> _INSTRUCTIONS TO FOLLOW_: List each line of the data that holds the string "Shifts", please.

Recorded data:
• • •

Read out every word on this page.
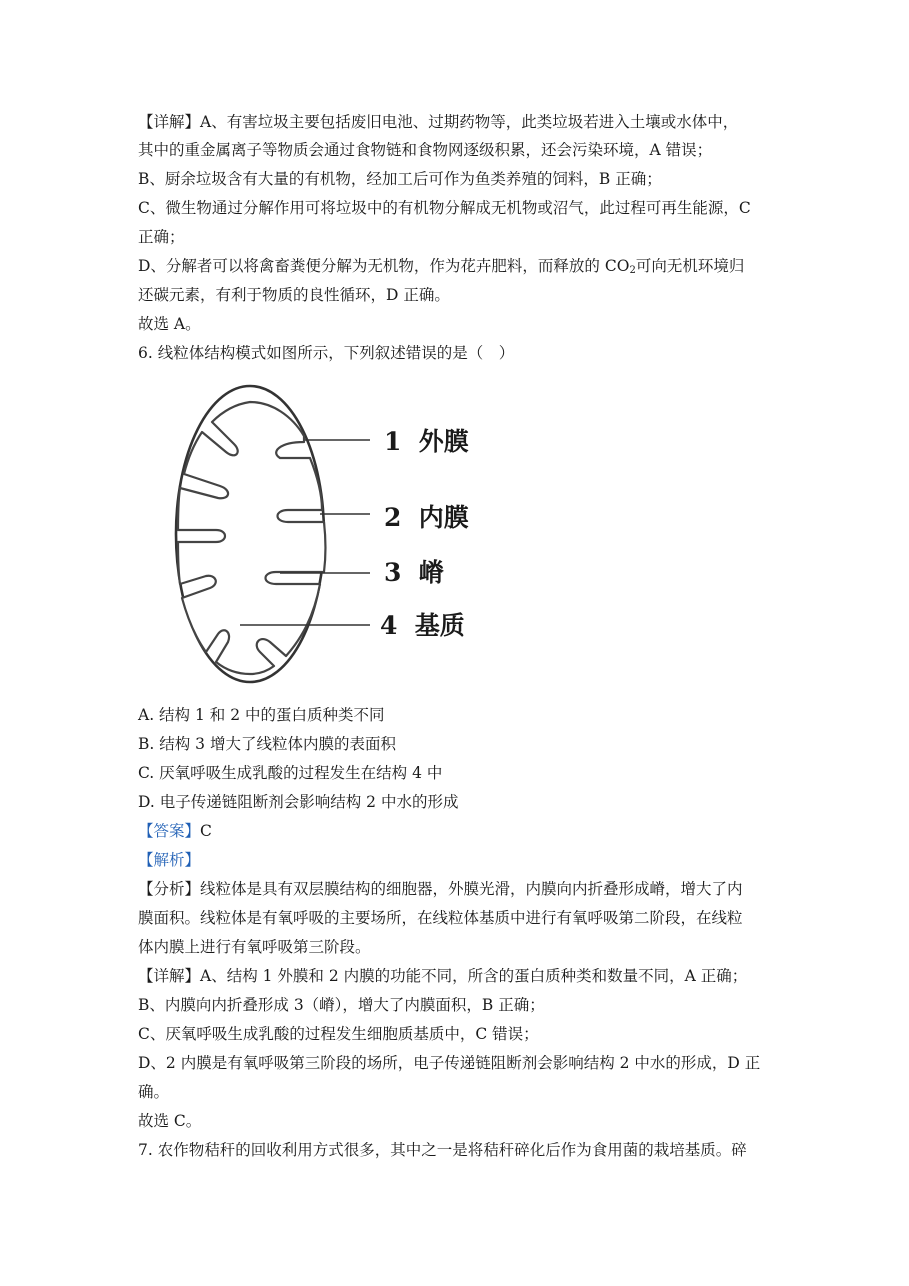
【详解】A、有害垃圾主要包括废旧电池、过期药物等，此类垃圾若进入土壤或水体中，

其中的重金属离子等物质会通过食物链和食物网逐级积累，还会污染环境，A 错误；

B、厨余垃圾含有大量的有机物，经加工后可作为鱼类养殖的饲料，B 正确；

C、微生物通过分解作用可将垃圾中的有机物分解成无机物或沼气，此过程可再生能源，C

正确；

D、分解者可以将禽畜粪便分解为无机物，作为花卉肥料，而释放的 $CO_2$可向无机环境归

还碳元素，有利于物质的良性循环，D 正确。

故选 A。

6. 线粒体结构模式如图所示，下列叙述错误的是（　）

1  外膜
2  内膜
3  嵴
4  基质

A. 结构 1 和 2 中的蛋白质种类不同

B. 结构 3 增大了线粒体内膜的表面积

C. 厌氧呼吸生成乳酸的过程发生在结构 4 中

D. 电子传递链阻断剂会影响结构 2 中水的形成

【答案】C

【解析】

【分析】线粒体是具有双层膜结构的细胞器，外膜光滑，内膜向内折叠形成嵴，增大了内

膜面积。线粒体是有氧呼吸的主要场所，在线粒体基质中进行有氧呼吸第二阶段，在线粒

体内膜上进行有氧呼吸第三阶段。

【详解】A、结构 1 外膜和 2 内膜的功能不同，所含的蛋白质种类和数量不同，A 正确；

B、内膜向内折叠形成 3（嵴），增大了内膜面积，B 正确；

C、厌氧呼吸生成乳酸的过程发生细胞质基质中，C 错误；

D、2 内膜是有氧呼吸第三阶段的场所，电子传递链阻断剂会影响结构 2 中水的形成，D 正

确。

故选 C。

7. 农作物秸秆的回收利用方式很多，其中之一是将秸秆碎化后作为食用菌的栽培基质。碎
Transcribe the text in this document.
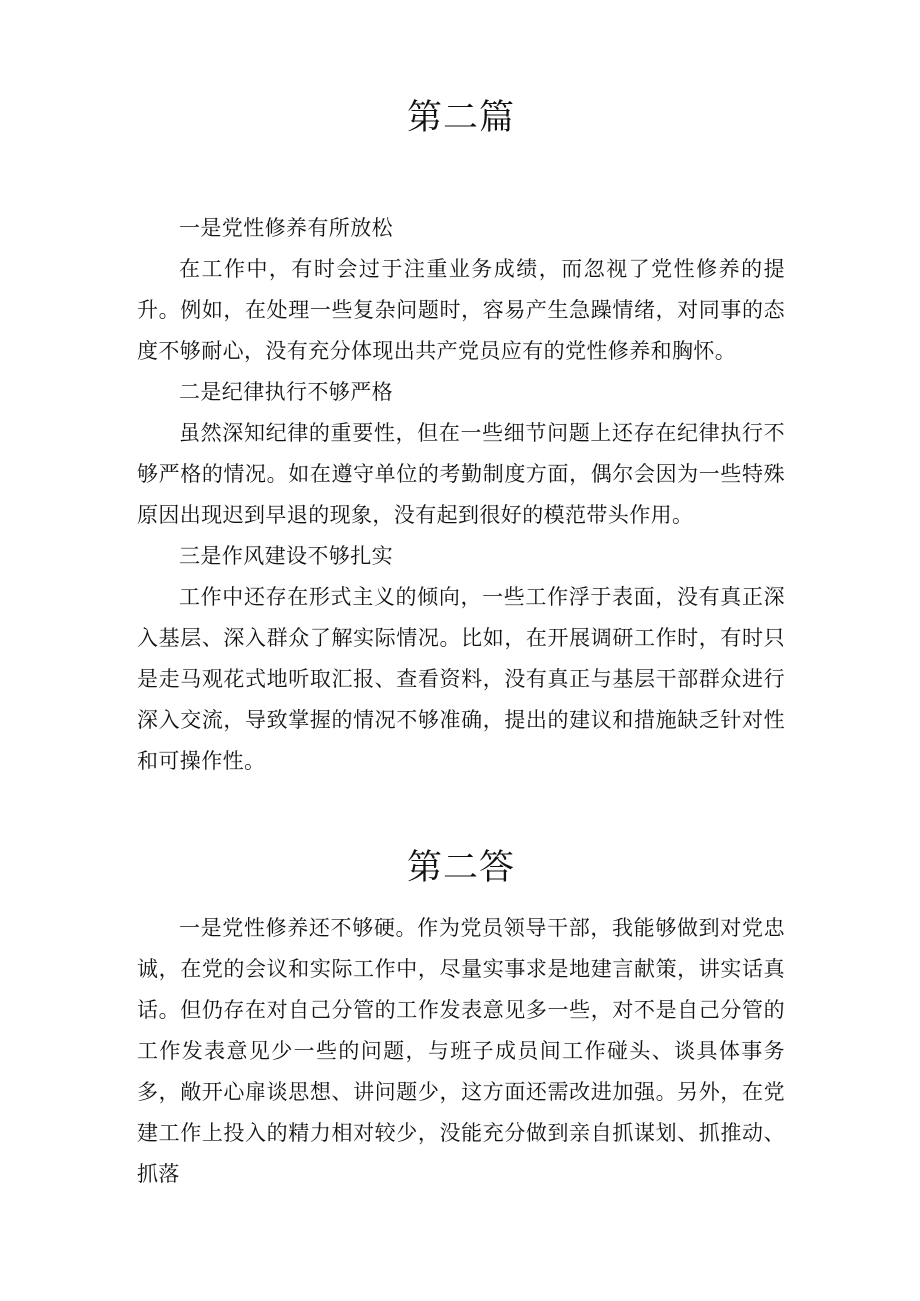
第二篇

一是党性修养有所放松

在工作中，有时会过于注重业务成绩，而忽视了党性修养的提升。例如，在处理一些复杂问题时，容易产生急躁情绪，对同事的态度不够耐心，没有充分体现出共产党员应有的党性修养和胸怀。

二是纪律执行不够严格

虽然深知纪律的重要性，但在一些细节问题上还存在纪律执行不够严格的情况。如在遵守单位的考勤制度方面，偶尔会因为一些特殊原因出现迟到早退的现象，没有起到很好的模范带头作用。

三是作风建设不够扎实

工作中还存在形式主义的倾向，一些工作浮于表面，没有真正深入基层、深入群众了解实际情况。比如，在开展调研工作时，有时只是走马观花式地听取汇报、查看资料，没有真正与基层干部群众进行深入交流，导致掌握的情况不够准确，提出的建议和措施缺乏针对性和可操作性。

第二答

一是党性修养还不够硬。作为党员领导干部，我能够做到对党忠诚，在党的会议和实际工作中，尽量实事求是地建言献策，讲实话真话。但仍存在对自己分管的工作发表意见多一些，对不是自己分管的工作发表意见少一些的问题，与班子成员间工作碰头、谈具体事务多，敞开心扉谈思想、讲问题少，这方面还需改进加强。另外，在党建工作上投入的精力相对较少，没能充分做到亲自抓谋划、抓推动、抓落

• • •

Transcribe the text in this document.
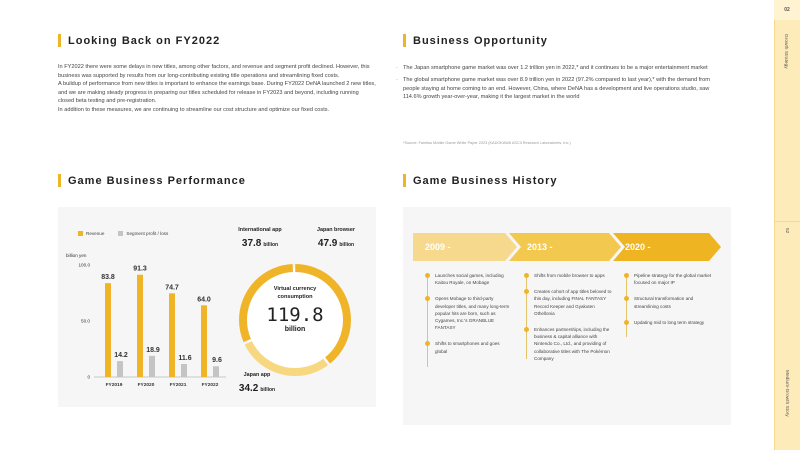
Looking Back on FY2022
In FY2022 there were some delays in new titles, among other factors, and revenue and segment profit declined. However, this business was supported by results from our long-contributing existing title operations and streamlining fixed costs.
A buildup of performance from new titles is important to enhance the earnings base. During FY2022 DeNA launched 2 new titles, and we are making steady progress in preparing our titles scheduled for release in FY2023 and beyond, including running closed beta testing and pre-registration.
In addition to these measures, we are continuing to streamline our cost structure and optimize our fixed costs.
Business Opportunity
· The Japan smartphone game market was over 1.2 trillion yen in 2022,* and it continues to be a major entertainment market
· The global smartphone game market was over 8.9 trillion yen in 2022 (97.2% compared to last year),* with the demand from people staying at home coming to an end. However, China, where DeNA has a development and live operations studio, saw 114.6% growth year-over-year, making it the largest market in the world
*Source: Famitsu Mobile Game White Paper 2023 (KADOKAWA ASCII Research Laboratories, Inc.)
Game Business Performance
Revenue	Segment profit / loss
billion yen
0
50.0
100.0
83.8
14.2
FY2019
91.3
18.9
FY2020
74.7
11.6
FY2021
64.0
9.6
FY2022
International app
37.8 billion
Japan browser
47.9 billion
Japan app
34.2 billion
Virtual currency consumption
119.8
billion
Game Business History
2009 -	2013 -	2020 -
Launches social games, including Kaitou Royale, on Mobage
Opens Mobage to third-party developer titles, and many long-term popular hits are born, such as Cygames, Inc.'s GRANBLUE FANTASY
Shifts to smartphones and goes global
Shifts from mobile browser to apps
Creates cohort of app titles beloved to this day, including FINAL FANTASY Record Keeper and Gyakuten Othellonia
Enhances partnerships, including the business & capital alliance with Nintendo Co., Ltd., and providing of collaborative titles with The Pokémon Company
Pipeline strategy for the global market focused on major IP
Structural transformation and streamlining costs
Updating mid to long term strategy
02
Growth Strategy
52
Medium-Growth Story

• • •

> _RESPONSE BELOW_:
Shifts to smartphones and goes global
Shifts from mobile browser to apps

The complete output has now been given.